DIRECTION:
Extract each line of the data and write it out again exactly.

■ ■ ■

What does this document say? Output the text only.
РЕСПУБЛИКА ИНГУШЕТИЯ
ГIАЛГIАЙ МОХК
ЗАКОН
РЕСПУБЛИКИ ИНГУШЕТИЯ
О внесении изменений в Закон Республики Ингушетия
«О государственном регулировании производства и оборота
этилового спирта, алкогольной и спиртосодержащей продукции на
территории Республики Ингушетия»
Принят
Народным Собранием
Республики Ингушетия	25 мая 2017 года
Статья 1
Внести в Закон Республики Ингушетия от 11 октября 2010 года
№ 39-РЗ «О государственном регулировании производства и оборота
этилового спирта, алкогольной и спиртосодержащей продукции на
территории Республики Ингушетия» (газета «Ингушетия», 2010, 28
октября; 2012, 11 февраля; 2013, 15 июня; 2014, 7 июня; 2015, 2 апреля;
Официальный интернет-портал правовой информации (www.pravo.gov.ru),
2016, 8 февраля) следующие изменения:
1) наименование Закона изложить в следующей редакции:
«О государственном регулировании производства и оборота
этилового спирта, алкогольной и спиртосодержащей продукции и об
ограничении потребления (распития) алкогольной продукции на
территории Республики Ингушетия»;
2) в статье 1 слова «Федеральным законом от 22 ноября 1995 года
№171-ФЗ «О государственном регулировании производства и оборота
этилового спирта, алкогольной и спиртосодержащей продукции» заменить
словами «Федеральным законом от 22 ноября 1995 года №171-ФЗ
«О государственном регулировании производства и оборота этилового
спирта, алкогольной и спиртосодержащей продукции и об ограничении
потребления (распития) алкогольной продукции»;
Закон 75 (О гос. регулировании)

■ ■ ■

TASK RESULT:
What does this document say? Output the text only.
РЕСПУБЛИКА ИНГУШЕТИЯ
ГIАЛГIАЙ МОХК
ЗАКОН
РЕСПУБЛИКИ ИНГУШЕТИЯ
О внесении изменений в Закон Республики Ингушетия
«О государственном регулировании производства и оборота
этилового спирта, алкогольной и спиртосодержащей продукции на
территории Республики Ингушетия»
Принят
Народным Собранием
Республики Ингушетия	25 мая 2017 года
Статья 1
Внести в Закон Республики Ингушетия от 11 октября 2010 года
№ 39-РЗ «О государственном регулировании производства и оборота
этилового спирта, алкогольной и спиртосодержащей продукции на
территории Республики Ингушетия» (газета «Ингушетия», 2010, 28
октября; 2012, 11 февраля; 2013, 15 июня; 2014, 7 июня; 2015, 2 апреля;
Официальный интернет-портал правовой информации (www.pravo.gov.ru),
2016, 8 февраля) следующие изменения:
1) наименование Закона изложить в следующей редакции:
«О государственном регулировании производства и оборота
этилового спирта, алкогольной и спиртосодержащей продукции и об
ограничении потребления (распития) алкогольной продукции на
территории Республики Ингушетия»;
2) в статье 1 слова «Федеральным законом от 22 ноября 1995 года
№171-ФЗ «О государственном регулировании производства и оборота
этилового спирта, алкогольной и спиртосодержащей продукции» заменить
словами «Федеральным законом от 22 ноября 1995 года №171-ФЗ
«О государственном регулировании производства и оборота этилового
спирта, алкогольной и спиртосодержащей продукции и об ограничении
потребления (распития) алкогольной продукции»;
Закон 75 (О гос. регулировании)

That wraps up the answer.